(Dataset listings of figures)
►
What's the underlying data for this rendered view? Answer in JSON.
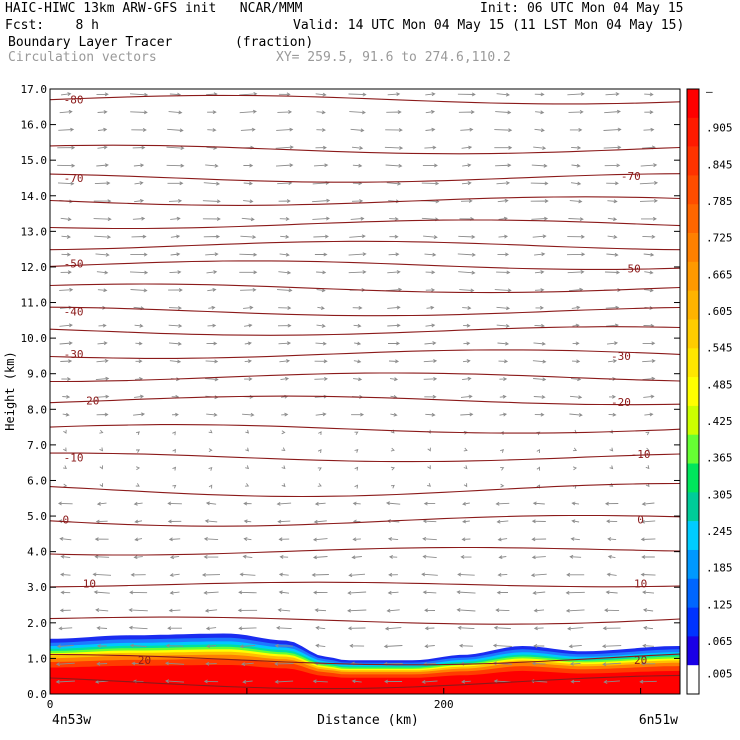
{
  "header": {
    "title_left": "HAIC-HIWC 13km ARW-GFS init   NCAR/MMM",
    "init": "Init: 06 UTC Mon 04 May 15",
    "fcst": "Fcst:    8 h",
    "valid": "Valid: 14 UTC Mon 04 May 15 (11 LST Mon 04 May 15)",
    "field": "Boundary Layer Tracer        (fraction)",
    "vectors": "Circulation vectors",
    "xy": "XY= 259.5, 91.6 to 274.6,110.2"
  },
  "chart_data": {
    "type": "heatmap",
    "ylabel": "Height (km)",
    "xlabel": "Distance (km)",
    "x_left_label": "4n53w",
    "x_right_label": "6n51w",
    "ylim": [
      0,
      17
    ],
    "xlim": [
      0,
      320
    ],
    "y_ticks": [
      "0.0",
      "1.0",
      "2.0",
      "3.0",
      "4.0",
      "5.0",
      "6.0",
      "7.0",
      "8.0",
      "9.0",
      "10.0",
      "11.0",
      "12.0",
      "13.0",
      "14.0",
      "15.0",
      "16.0",
      "17.0"
    ],
    "x_ticks": [
      {
        "value": 0,
        "label": "0"
      },
      {
        "value": 200,
        "label": "200"
      }
    ],
    "tracer_top_km": [
      {
        "x": 0,
        "y": 1.55
      },
      {
        "x": 40,
        "y": 1.65
      },
      {
        "x": 90,
        "y": 1.7
      },
      {
        "x": 120,
        "y": 1.5
      },
      {
        "x": 140,
        "y": 1.05
      },
      {
        "x": 150,
        "y": 0.95
      },
      {
        "x": 185,
        "y": 0.95
      },
      {
        "x": 210,
        "y": 1.1
      },
      {
        "x": 240,
        "y": 1.35
      },
      {
        "x": 270,
        "y": 1.2
      },
      {
        "x": 320,
        "y": 1.35
      }
    ],
    "colorbar_labels": [
      "–",
      ".905",
      ".845",
      ".785",
      ".725",
      ".665",
      ".605",
      ".545",
      ".485",
      ".425",
      ".365",
      ".305",
      ".245",
      ".185",
      ".125",
      ".065",
      ".005"
    ],
    "colorbar_colors": [
      "#ff0000",
      "#ff1a00",
      "#ff3300",
      "#ff4d00",
      "#ff6600",
      "#ff8000",
      "#ff9900",
      "#ffb300",
      "#ffcc00",
      "#ffe600",
      "#ffff00",
      "#ccff00",
      "#66ff33",
      "#00e65c",
      "#00cc99",
      "#00ccff",
      "#0099ff",
      "#0066ff",
      "#0033ff",
      "#1a00e6",
      "#ffffff"
    ],
    "isotherm_labels": [
      {
        "label": "-80",
        "x": 12,
        "y": 16.7
      },
      {
        "label": "-70",
        "x": 12,
        "y": 14.5
      },
      {
        "label": "-70",
        "x": 295,
        "y": 14.55
      },
      {
        "label": "-50",
        "x": 12,
        "y": 12.1
      },
      {
        "label": "-50",
        "x": 295,
        "y": 11.95
      },
      {
        "label": "-40",
        "x": 12,
        "y": 10.75
      },
      {
        "label": "-30",
        "x": 12,
        "y": 9.55
      },
      {
        "label": "-30",
        "x": 290,
        "y": 9.5
      },
      {
        "label": "-20",
        "x": 20,
        "y": 8.25
      },
      {
        "label": "-20",
        "x": 290,
        "y": 8.2
      },
      {
        "label": "-10",
        "x": 12,
        "y": 6.65
      },
      {
        "label": "-10",
        "x": 300,
        "y": 6.75
      },
      {
        "label": "0",
        "x": 8,
        "y": 4.9
      },
      {
        "label": "0",
        "x": 300,
        "y": 4.9
      },
      {
        "label": "10",
        "x": 20,
        "y": 3.1
      },
      {
        "label": "10",
        "x": 300,
        "y": 3.1
      },
      {
        "label": "20",
        "x": 300,
        "y": 0.95
      },
      {
        "label": "20",
        "x": 48,
        "y": 0.95
      }
    ],
    "isotherms_km": [
      16.7,
      15.3,
      14.5,
      13.85,
      13.2,
      12.6,
      12.05,
      11.4,
      10.75,
      10.2,
      9.55,
      8.9,
      8.25,
      7.45,
      6.65,
      5.75,
      4.9,
      4.05,
      3.1,
      2.1,
      1.0,
      0.35
    ]
  }
}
◄
Work instructions. Exclude the pictures. Write out the remaining data exactly.

Answer for this exercise.
What's the underlying data for this rendered view? Answer in JSON.
{
  "header": {
    "title_left": "HAIC-HIWC 13km ARW-GFS init   NCAR/MMM",
    "init": "Init: 06 UTC Mon 04 May 15",
    "fcst": "Fcst:    8 h",
    "valid": "Valid: 14 UTC Mon 04 May 15 (11 LST Mon 04 May 15)",
    "field": "Boundary Layer Tracer        (fraction)",
    "vectors": "Circulation vectors",
    "xy": "XY= 259.5, 91.6 to 274.6,110.2"
  },
  "chart_data": {
    "type": "heatmap",
    "ylabel": "Height (km)",
    "xlabel": "Distance (km)",
    "x_left_label": "4n53w",
    "x_right_label": "6n51w",
    "ylim": [
      0,
      17
    ],
    "xlim": [
      0,
      320
    ],
    "y_ticks": [
      "0.0",
      "1.0",
      "2.0",
      "3.0",
      "4.0",
      "5.0",
      "6.0",
      "7.0",
      "8.0",
      "9.0",
      "10.0",
      "11.0",
      "12.0",
      "13.0",
      "14.0",
      "15.0",
      "16.0",
      "17.0"
    ],
    "x_ticks": [
      {
        "value": 0,
        "label": "0"
      },
      {
        "value": 200,
        "label": "200"
      }
    ],
    "tracer_top_km": [
      {
        "x": 0,
        "y": 1.55
      },
      {
        "x": 40,
        "y": 1.65
      },
      {
        "x": 90,
        "y": 1.7
      },
      {
        "x": 120,
        "y": 1.5
      },
      {
        "x": 140,
        "y": 1.05
      },
      {
        "x": 150,
        "y": 0.95
      },
      {
        "x": 185,
        "y": 0.95
      },
      {
        "x": 210,
        "y": 1.1
      },
      {
        "x": 240,
        "y": 1.35
      },
      {
        "x": 270,
        "y": 1.2
      },
      {
        "x": 320,
        "y": 1.35
      }
    ],
    "colorbar_labels": [
      "–",
      ".905",
      ".845",
      ".785",
      ".725",
      ".665",
      ".605",
      ".545",
      ".485",
      ".425",
      ".365",
      ".305",
      ".245",
      ".185",
      ".125",
      ".065",
      ".005"
    ],
    "colorbar_colors": [
      "#ff0000",
      "#ff1a00",
      "#ff3300",
      "#ff4d00",
      "#ff6600",
      "#ff8000",
      "#ff9900",
      "#ffb300",
      "#ffcc00",
      "#ffe600",
      "#ffff00",
      "#ccff00",
      "#66ff33",
      "#00e65c",
      "#00cc99",
      "#00ccff",
      "#0099ff",
      "#0066ff",
      "#0033ff",
      "#1a00e6",
      "#ffffff"
    ],
    "isotherm_labels": [
      {
        "label": "-80",
        "x": 12,
        "y": 16.7
      },
      {
        "label": "-70",
        "x": 12,
        "y": 14.5
      },
      {
        "label": "-70",
        "x": 295,
        "y": 14.55
      },
      {
        "label": "-50",
        "x": 12,
        "y": 12.1
      },
      {
        "label": "-50",
        "x": 295,
        "y": 11.95
      },
      {
        "label": "-40",
        "x": 12,
        "y": 10.75
      },
      {
        "label": "-30",
        "x": 12,
        "y": 9.55
      },
      {
        "label": "-30",
        "x": 290,
        "y": 9.5
      },
      {
        "label": "-20",
        "x": 20,
        "y": 8.25
      },
      {
        "label": "-20",
        "x": 290,
        "y": 8.2
      },
      {
        "label": "-10",
        "x": 12,
        "y": 6.65
      },
      {
        "label": "-10",
        "x": 300,
        "y": 6.75
      },
      {
        "label": "0",
        "x": 8,
        "y": 4.9
      },
      {
        "label": "0",
        "x": 300,
        "y": 4.9
      },
      {
        "label": "10",
        "x": 20,
        "y": 3.1
      },
      {
        "label": "10",
        "x": 300,
        "y": 3.1
      },
      {
        "label": "20",
        "x": 300,
        "y": 0.95
      },
      {
        "label": "20",
        "x": 48,
        "y": 0.95
      }
    ],
    "isotherms_km": [
      16.7,
      15.3,
      14.5,
      13.85,
      13.2,
      12.6,
      12.05,
      11.4,
      10.75,
      10.2,
      9.55,
      8.9,
      8.25,
      7.45,
      6.65,
      5.75,
      4.9,
      4.05,
      3.1,
      2.1,
      1.0,
      0.35
    ]
  }
}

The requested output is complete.